→ Material:
:::::

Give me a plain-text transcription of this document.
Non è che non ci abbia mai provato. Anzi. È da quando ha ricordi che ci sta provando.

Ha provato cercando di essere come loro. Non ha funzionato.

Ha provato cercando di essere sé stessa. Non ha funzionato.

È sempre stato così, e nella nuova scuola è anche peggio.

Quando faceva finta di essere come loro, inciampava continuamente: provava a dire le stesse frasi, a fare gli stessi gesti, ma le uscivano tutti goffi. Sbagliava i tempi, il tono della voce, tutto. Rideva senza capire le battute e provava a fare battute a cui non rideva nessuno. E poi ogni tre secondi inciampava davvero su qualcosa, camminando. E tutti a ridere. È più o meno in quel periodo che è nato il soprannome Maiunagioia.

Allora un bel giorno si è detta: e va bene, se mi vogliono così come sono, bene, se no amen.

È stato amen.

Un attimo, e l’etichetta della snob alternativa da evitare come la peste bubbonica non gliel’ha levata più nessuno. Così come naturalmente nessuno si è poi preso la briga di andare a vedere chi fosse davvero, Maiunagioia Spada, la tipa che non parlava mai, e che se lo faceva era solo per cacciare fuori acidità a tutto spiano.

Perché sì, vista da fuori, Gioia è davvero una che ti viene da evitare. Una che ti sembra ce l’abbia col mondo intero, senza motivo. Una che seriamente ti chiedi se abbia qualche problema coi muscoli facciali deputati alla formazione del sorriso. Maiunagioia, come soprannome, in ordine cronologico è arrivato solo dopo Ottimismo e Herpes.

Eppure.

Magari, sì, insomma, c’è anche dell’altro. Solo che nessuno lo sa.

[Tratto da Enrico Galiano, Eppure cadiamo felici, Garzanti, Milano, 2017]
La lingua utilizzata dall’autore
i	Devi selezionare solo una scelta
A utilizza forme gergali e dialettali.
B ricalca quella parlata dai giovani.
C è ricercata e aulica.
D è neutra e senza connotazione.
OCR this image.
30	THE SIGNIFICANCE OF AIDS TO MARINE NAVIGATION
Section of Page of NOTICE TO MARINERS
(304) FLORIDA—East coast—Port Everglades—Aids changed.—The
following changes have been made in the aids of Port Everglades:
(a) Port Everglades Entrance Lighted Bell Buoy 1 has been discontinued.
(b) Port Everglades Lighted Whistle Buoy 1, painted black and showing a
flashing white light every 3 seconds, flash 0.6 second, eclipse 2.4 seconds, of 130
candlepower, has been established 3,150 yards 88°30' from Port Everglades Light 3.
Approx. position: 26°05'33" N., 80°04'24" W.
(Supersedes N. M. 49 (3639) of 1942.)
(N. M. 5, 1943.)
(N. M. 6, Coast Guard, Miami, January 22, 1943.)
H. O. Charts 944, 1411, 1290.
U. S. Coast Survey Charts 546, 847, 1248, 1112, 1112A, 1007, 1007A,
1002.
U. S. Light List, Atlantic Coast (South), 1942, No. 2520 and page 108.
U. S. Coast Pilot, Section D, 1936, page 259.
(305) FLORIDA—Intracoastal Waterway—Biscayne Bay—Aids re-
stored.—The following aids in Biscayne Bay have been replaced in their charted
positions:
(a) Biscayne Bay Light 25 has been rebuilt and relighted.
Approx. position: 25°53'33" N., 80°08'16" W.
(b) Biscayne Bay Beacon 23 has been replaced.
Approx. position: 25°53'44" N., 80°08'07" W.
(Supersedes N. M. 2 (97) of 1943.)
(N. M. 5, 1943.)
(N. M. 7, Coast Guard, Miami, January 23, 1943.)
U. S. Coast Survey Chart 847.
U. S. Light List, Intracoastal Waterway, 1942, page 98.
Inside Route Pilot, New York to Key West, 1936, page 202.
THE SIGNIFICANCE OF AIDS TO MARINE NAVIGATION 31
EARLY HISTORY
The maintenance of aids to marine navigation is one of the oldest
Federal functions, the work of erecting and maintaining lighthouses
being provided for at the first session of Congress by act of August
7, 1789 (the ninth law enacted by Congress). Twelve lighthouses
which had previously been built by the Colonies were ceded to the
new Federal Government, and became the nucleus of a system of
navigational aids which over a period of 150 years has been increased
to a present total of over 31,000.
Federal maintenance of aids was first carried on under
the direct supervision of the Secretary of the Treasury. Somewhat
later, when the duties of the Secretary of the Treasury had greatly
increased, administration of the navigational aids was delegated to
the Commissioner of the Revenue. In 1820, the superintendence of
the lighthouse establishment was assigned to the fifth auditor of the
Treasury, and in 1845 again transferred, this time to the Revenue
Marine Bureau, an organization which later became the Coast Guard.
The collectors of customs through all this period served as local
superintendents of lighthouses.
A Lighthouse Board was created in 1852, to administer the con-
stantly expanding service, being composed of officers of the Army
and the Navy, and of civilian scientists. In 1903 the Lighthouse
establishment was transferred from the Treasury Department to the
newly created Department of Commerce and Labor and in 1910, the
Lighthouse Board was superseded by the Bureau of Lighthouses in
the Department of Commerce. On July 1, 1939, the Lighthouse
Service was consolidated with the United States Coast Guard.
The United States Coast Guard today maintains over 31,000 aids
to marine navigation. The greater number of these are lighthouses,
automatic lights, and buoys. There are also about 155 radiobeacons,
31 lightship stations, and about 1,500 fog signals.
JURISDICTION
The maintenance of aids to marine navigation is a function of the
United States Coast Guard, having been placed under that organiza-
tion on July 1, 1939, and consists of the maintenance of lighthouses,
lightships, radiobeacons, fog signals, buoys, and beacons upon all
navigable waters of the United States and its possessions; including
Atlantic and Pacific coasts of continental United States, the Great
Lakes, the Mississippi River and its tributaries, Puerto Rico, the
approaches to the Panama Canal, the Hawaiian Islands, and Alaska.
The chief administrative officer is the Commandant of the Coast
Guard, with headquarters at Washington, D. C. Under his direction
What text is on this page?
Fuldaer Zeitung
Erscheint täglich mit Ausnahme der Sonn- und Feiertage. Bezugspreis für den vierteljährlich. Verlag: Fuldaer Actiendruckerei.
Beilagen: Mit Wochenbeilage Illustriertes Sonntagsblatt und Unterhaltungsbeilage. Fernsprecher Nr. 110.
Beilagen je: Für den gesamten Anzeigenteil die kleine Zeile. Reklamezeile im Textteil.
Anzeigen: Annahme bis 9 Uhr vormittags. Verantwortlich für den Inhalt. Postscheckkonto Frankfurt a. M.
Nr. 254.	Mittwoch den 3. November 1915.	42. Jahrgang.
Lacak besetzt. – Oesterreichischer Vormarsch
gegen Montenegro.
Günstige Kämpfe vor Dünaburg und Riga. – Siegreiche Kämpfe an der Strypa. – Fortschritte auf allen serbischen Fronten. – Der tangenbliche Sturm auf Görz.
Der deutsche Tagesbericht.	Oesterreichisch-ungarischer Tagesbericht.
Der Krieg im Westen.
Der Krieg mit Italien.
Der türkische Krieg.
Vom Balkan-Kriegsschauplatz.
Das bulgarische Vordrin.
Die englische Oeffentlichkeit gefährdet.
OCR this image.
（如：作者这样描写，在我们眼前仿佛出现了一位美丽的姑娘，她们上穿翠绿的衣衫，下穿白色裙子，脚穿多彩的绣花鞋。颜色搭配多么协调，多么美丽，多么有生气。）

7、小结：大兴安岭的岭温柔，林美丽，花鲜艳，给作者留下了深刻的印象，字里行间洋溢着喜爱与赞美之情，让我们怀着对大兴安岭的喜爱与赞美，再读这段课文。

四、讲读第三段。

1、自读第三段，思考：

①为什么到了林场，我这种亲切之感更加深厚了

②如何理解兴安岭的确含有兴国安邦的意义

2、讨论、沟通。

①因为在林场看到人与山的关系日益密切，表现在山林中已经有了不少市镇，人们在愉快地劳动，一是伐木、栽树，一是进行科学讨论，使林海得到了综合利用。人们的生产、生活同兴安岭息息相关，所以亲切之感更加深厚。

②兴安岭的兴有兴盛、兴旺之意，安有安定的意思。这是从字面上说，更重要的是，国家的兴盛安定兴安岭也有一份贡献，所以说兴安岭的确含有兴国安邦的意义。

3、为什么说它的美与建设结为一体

:::::

→ Given problem:
Tally up how many lines in the preceding listing contain the word "della". Give nothing but the number.

→ Written reply:
2